● **Records for the task**:
· · · · · · ·
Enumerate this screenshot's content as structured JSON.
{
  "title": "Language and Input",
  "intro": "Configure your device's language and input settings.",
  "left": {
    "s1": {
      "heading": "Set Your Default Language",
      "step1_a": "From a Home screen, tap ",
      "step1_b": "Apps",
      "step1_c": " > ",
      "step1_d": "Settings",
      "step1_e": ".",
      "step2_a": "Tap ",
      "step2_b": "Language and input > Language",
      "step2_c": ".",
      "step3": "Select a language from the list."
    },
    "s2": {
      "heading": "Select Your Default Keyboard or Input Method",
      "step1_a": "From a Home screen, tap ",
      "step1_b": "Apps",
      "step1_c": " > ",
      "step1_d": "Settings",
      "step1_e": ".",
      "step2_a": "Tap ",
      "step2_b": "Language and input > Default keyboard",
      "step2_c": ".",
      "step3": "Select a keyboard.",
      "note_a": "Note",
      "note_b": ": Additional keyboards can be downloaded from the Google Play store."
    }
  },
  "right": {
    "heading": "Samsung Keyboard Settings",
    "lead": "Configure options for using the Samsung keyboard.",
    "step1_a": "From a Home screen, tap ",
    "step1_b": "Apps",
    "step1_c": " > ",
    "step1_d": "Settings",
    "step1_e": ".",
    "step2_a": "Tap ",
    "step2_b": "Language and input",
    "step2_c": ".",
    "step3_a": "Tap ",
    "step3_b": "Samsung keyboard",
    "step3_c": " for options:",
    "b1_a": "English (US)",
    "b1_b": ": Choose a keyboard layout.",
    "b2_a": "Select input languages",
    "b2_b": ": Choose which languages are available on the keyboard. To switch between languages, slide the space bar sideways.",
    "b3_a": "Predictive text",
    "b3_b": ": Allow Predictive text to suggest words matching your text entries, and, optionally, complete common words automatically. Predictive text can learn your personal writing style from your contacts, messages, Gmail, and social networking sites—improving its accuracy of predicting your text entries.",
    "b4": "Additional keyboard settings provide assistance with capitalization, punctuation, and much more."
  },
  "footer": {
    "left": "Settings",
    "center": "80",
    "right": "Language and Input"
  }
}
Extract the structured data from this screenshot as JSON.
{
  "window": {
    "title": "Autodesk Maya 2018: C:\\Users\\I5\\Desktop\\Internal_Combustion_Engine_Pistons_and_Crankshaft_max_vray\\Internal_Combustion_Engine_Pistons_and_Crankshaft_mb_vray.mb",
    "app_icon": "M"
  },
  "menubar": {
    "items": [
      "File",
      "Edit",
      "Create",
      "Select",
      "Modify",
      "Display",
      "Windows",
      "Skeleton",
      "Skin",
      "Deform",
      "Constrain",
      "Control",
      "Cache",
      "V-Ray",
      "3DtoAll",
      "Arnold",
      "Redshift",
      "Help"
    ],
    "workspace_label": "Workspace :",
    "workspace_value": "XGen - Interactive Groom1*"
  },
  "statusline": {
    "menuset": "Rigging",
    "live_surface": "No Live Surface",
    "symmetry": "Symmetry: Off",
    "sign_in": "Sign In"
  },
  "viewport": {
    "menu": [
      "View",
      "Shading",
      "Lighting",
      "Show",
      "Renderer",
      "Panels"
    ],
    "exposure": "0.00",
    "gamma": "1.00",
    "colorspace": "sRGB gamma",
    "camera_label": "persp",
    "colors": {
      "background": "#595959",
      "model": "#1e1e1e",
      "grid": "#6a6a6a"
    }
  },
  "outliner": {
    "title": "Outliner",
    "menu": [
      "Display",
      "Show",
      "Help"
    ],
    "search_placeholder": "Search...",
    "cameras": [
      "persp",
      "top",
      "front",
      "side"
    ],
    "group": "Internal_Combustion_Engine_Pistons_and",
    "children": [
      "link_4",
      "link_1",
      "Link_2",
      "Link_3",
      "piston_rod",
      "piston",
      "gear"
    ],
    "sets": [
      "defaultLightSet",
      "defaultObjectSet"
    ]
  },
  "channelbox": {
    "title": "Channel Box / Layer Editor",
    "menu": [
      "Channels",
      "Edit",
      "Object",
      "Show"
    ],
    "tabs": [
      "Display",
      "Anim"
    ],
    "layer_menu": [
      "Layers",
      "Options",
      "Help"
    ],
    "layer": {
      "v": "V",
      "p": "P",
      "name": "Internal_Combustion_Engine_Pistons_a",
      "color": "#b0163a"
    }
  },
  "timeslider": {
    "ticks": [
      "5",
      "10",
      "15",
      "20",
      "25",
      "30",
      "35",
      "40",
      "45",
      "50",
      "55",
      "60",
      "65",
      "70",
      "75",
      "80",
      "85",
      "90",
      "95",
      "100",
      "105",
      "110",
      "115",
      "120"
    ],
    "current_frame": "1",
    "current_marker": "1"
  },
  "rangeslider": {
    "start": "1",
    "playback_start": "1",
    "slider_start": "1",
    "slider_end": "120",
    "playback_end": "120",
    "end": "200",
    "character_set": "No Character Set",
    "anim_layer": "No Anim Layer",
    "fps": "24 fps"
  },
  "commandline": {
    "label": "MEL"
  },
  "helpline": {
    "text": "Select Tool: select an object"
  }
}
· · · · · · ·
Repeat the material above exactly.

Enumerate this screenshot's content as structured JSON.
{
  "title": "Language and Input",
  "intro": "Configure your device's language and input settings.",
  "left": {
    "s1": {
      "heading": "Set Your Default Language",
      "step1_a": "From a Home screen, tap ",
      "step1_b": "Apps",
      "step1_c": " > ",
      "step1_d": "Settings",
      "step1_e": ".",
      "step2_a": "Tap ",
      "step2_b": "Language and input > Language",
      "step2_c": ".",
      "step3": "Select a language from the list."
    },
    "s2": {
      "heading": "Select Your Default Keyboard or Input Method",
      "step1_a": "From a Home screen, tap ",
      "step1_b": "Apps",
      "step1_c": " > ",
      "step1_d": "Settings",
      "step1_e": ".",
      "step2_a": "Tap ",
      "step2_b": "Language and input > Default keyboard",
      "step2_c": ".",
      "step3": "Select a keyboard.",
      "note_a": "Note",
      "note_b": ": Additional keyboards can be downloaded from the Google Play store."
    }
  },
  "right": {
    "heading": "Samsung Keyboard Settings",
    "lead": "Configure options for using the Samsung keyboard.",
    "step1_a": "From a Home screen, tap ",
    "step1_b": "Apps",
    "step1_c": " > ",
    "step1_d": "Settings",
    "step1_e": ".",
    "step2_a": "Tap ",
    "step2_b": "Language and input",
    "step2_c": ".",
    "step3_a": "Tap ",
    "step3_b": "Samsung keyboard",
    "step3_c": " for options:",
    "b1_a": "English (US)",
    "b1_b": ": Choose a keyboard layout.",
    "b2_a": "Select input languages",
    "b2_b": ": Choose which languages are available on the keyboard. To switch between languages, slide the space bar sideways.",
    "b3_a": "Predictive text",
    "b3_b": ": Allow Predictive text to suggest words matching your text entries, and, optionally, complete common words automatically. Predictive text can learn your personal writing style from your contacts, messages, Gmail, and social networking sites—improving its accuracy of predicting your text entries.",
    "b4": "Additional keyboard settings provide assistance with capitalization, punctuation, and much more."
  },
  "footer": {
    "left": "Settings",
    "center": "80",
    "right": "Language and Input"
  }
}
Extract the structured data from this screenshot as JSON.
{
  "window": {
    "title": "Autodesk Maya 2018: C:\\Users\\I5\\Desktop\\Internal_Combustion_Engine_Pistons_and_Crankshaft_max_vray\\Internal_Combustion_Engine_Pistons_and_Crankshaft_mb_vray.mb",
    "app_icon": "M"
  },
  "menubar": {
    "items": [
      "File",
      "Edit",
      "Create",
      "Select",
      "Modify",
      "Display",
      "Windows",
      "Skeleton",
      "Skin",
      "Deform",
      "Constrain",
      "Control",
      "Cache",
      "V-Ray",
      "3DtoAll",
      "Arnold",
      "Redshift",
      "Help"
    ],
    "workspace_label": "Workspace :",
    "workspace_value": "XGen - Interactive Groom1*"
  },
  "statusline": {
    "menuset": "Rigging",
    "live_surface": "No Live Surface",
    "symmetry": "Symmetry: Off",
    "sign_in": "Sign In"
  },
  "viewport": {
    "menu": [
      "View",
      "Shading",
      "Lighting",
      "Show",
      "Renderer",
      "Panels"
    ],
    "exposure": "0.00",
    "gamma": "1.00",
    "colorspace": "sRGB gamma",
    "camera_label": "persp",
    "colors": {
      "background": "#595959",
      "model": "#1e1e1e",
      "grid": "#6a6a6a"
    }
  },
  "outliner": {
    "title": "Outliner",
    "menu": [
      "Display",
      "Show",
      "Help"
    ],
    "search_placeholder": "Search...",
    "cameras": [
      "persp",
      "top",
      "front",
      "side"
    ],
    "group": "Internal_Combustion_Engine_Pistons_and",
    "children": [
      "link_4",
      "link_1",
      "Link_2",
      "Link_3",
      "piston_rod",
      "piston",
      "gear"
    ],
    "sets": [
      "defaultLightSet",
      "defaultObjectSet"
    ]
  },
  "channelbox": {
    "title": "Channel Box / Layer Editor",
    "menu": [
      "Channels",
      "Edit",
      "Object",
      "Show"
    ],
    "tabs": [
      "Display",
      "Anim"
    ],
    "layer_menu": [
      "Layers",
      "Options",
      "Help"
    ],
    "layer": {
      "v": "V",
      "p": "P",
      "name": "Internal_Combustion_Engine_Pistons_a",
      "color": "#b0163a"
    }
  },
  "timeslider": {
    "ticks": [
      "5",
      "10",
      "15",
      "20",
      "25",
      "30",
      "35",
      "40",
      "45",
      "50",
      "55",
      "60",
      "65",
      "70",
      "75",
      "80",
      "85",
      "90",
      "95",
      "100",
      "105",
      "110",
      "115",
      "120"
    ],
    "current_frame": "1",
    "current_marker": "1"
  },
  "rangeslider": {
    "start": "1",
    "playback_start": "1",
    "slider_start": "1",
    "slider_end": "120",
    "playback_end": "120",
    "end": "200",
    "character_set": "No Character Set",
    "anim_layer": "No Anim Layer",
    "fps": "24 fps"
  },
  "commandline": {
    "label": "MEL"
  },
  "helpline": {
    "text": "Select Tool: select an object"
  }
}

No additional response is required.